> [Instructions for the task]:
Print the complete set of entries exactly.
--- START Task input ---
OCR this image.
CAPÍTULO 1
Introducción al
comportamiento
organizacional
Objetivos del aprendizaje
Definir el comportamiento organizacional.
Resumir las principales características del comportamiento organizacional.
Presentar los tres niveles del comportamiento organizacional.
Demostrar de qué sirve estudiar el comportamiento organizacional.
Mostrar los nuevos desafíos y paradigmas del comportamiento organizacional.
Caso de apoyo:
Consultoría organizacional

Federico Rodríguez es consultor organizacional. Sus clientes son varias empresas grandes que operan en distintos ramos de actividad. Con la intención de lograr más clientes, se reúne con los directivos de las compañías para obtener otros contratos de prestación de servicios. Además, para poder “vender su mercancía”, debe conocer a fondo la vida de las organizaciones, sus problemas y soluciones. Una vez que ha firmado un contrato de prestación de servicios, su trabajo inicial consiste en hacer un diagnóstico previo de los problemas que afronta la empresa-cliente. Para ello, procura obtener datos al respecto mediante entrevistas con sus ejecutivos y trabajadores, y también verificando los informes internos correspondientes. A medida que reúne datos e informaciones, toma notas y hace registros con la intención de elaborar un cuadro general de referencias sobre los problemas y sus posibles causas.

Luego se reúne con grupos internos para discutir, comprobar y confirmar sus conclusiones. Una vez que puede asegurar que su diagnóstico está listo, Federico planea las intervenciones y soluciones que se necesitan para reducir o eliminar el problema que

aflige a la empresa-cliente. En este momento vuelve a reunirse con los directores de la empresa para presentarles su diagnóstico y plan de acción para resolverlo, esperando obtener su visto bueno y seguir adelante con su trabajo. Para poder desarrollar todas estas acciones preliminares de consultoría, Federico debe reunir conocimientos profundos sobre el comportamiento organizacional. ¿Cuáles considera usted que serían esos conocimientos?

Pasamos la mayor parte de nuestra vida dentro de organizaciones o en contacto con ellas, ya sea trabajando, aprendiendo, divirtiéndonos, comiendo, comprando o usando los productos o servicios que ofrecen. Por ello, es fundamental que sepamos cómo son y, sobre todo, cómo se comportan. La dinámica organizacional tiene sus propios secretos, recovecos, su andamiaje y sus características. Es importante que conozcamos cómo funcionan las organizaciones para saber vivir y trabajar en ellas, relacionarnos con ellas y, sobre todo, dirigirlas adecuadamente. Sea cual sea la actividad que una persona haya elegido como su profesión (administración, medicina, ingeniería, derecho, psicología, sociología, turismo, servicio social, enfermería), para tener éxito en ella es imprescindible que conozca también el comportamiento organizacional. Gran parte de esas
--- END Task input ---
> [Final answer]:
OCR this image.
CAPÍTULO 1
Introducción al
comportamiento
organizacional
Objetivos del aprendizaje
Definir el comportamiento organizacional.
Resumir las principales características del comportamiento organizacional.
Presentar los tres niveles del comportamiento organizacional.
Demostrar de qué sirve estudiar el comportamiento organizacional.
Mostrar los nuevos desafíos y paradigmas del comportamiento organizacional.
Caso de apoyo:
Consultoría organizacional

Federico Rodríguez es consultor organizacional. Sus clientes son varias empresas grandes que operan en distintos ramos de actividad. Con la intención de lograr más clientes, se reúne con los directivos de las compañías para obtener otros contratos de prestación de servicios. Además, para poder “vender su mercancía”, debe conocer a fondo la vida de las organizaciones, sus problemas y soluciones. Una vez que ha firmado un contrato de prestación de servicios, su trabajo inicial consiste en hacer un diagnóstico previo de los problemas que afronta la empresa-cliente. Para ello, procura obtener datos al respecto mediante entrevistas con sus ejecutivos y trabajadores, y también verificando los informes internos correspondientes. A medida que reúne datos e informaciones, toma notas y hace registros con la intención de elaborar un cuadro general de referencias sobre los problemas y sus posibles causas.

Luego se reúne con grupos internos para discutir, comprobar y confirmar sus conclusiones. Una vez que puede asegurar que su diagnóstico está listo, Federico planea las intervenciones y soluciones que se necesitan para reducir o eliminar el problema que

aflige a la empresa-cliente. En este momento vuelve a reunirse con los directores de la empresa para presentarles su diagnóstico y plan de acción para resolverlo, esperando obtener su visto bueno y seguir adelante con su trabajo. Para poder desarrollar todas estas acciones preliminares de consultoría, Federico debe reunir conocimientos profundos sobre el comportamiento organizacional. ¿Cuáles considera usted que serían esos conocimientos?

Pasamos la mayor parte de nuestra vida dentro de organizaciones o en contacto con ellas, ya sea trabajando, aprendiendo, divirtiéndonos, comiendo, comprando o usando los productos o servicios que ofrecen. Por ello, es fundamental que sepamos cómo son y, sobre todo, cómo se comportan. La dinámica organizacional tiene sus propios secretos, recovecos, su andamiaje y sus características. Es importante que conozcamos cómo funcionan las organizaciones para saber vivir y trabajar en ellas, relacionarnos con ellas y, sobre todo, dirigirlas adecuadamente. Sea cual sea la actividad que una persona haya elegido como su profesión (administración, medicina, ingeniería, derecho, psicología, sociología, turismo, servicio social, enfermería), para tener éxito en ella es imprescindible que conozca también el comportamiento organizacional. Gran parte de esas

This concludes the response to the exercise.